> Written task
Copy the material below word for word, keeping every line in the same order.

> Given records
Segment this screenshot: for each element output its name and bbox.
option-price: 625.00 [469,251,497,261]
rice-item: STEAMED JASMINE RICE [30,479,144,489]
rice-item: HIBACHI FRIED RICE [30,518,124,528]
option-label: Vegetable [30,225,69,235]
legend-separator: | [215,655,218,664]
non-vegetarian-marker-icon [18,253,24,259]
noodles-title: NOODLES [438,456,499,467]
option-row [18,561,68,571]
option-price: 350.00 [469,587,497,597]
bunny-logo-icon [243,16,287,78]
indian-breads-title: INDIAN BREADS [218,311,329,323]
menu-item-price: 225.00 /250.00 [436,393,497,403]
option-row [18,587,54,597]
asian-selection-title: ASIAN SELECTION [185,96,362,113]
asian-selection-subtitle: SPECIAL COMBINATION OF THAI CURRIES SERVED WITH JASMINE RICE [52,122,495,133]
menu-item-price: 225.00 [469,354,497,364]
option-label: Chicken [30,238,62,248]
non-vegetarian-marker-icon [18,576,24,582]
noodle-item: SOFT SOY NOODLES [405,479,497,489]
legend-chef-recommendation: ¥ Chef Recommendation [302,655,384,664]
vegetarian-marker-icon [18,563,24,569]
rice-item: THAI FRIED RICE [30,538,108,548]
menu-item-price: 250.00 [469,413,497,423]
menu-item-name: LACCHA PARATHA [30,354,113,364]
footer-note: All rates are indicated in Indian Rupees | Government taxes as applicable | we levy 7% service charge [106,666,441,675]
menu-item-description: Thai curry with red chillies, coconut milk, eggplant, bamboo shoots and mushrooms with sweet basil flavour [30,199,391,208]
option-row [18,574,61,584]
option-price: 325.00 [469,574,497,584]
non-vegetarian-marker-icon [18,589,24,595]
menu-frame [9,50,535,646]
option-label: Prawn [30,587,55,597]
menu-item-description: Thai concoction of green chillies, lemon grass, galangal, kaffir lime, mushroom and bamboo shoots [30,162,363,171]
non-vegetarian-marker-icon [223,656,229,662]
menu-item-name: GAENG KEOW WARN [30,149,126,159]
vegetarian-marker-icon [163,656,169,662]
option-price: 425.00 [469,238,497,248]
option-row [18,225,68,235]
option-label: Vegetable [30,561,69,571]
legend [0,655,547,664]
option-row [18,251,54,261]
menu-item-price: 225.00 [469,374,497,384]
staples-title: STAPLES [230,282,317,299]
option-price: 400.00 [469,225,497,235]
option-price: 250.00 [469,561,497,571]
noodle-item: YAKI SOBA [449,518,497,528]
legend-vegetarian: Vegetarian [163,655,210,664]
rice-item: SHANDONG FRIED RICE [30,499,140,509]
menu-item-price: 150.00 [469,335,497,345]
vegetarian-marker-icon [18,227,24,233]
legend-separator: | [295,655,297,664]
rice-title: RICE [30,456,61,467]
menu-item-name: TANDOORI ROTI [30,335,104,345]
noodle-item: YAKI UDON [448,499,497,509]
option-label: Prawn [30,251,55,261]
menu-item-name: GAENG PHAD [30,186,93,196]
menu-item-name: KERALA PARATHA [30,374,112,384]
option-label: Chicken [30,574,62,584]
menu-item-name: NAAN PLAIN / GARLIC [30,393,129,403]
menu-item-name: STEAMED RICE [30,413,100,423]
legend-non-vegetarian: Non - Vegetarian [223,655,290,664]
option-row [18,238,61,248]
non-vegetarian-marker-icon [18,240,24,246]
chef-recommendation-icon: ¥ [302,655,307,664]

> Result for this exercise
Segment this screenshot: for each element output its name and bbox.
option-price: 625.00 [469,251,497,261]
rice-item: STEAMED JASMINE RICE [30,479,144,489]
rice-item: HIBACHI FRIED RICE [30,518,124,528]
option-label: Vegetable [30,225,69,235]
legend-separator: | [215,655,218,664]
non-vegetarian-marker-icon [18,253,24,259]
noodles-title: NOODLES [438,456,499,467]
option-row [18,561,68,571]
option-price: 350.00 [469,587,497,597]
bunny-logo-icon [243,16,287,78]
indian-breads-title: INDIAN BREADS [218,311,329,323]
menu-item-price: 225.00 /250.00 [436,393,497,403]
option-row [18,587,54,597]
asian-selection-title: ASIAN SELECTION [185,96,362,113]
asian-selection-subtitle: SPECIAL COMBINATION OF THAI CURRIES SERVED WITH JASMINE RICE [52,122,495,133]
menu-item-price: 225.00 [469,354,497,364]
option-label: Chicken [30,238,62,248]
non-vegetarian-marker-icon [18,576,24,582]
noodle-item: SOFT SOY NOODLES [405,479,497,489]
legend-chef-recommendation: ¥ Chef Recommendation [302,655,384,664]
vegetarian-marker-icon [18,563,24,569]
rice-item: THAI FRIED RICE [30,538,108,548]
menu-item-price: 250.00 [469,413,497,423]
menu-item-name: LACCHA PARATHA [30,354,113,364]
footer-note: All rates are indicated in Indian Rupees | Government taxes as applicable | we levy 7% service charge [106,666,441,675]
menu-item-description: Thai curry with red chillies, coconut milk, eggplant, bamboo shoots and mushrooms with sweet basil flavour [30,199,391,208]
option-row [18,574,61,584]
option-price: 325.00 [469,574,497,584]
non-vegetarian-marker-icon [18,589,24,595]
menu-frame [9,50,535,646]
option-label: Prawn [30,587,55,597]
menu-item-description: Thai concoction of green chillies, lemon grass, galangal, kaffir lime, mushroom and bamboo shoots [30,162,363,171]
non-vegetarian-marker-icon [223,656,229,662]
menu-item-name: GAENG KEOW WARN [30,149,126,159]
vegetarian-marker-icon [163,656,169,662]
option-price: 425.00 [469,238,497,248]
option-row [18,225,68,235]
option-label: Vegetable [30,561,69,571]
legend [0,655,547,664]
option-row [18,251,54,261]
menu-item-price: 225.00 [469,374,497,384]
staples-title: STAPLES [230,282,317,299]
option-price: 400.00 [469,225,497,235]
option-price: 250.00 [469,561,497,571]
noodle-item: YAKI SOBA [449,518,497,528]
legend-vegetarian: Vegetarian [163,655,210,664]
rice-item: SHANDONG FRIED RICE [30,499,140,509]
menu-item-price: 150.00 [469,335,497,345]
vegetarian-marker-icon [18,227,24,233]
legend-separator: | [295,655,297,664]
rice-title: RICE [30,456,61,467]
menu-item-name: TANDOORI ROTI [30,335,104,345]
noodle-item: YAKI UDON [448,499,497,509]
option-label: Prawn [30,251,55,261]
menu-item-name: GAENG PHAD [30,186,93,196]
menu-item-name: KERALA PARATHA [30,374,112,384]
option-label: Chicken [30,574,62,584]
menu-item-name: NAAN PLAIN / GARLIC [30,393,129,403]
menu-item-name: STEAMED RICE [30,413,100,423]
legend-non-vegetarian: Non - Vegetarian [223,655,290,664]
option-row [18,238,61,248]
non-vegetarian-marker-icon [18,240,24,246]
chef-recommendation-icon: ¥ [302,655,307,664]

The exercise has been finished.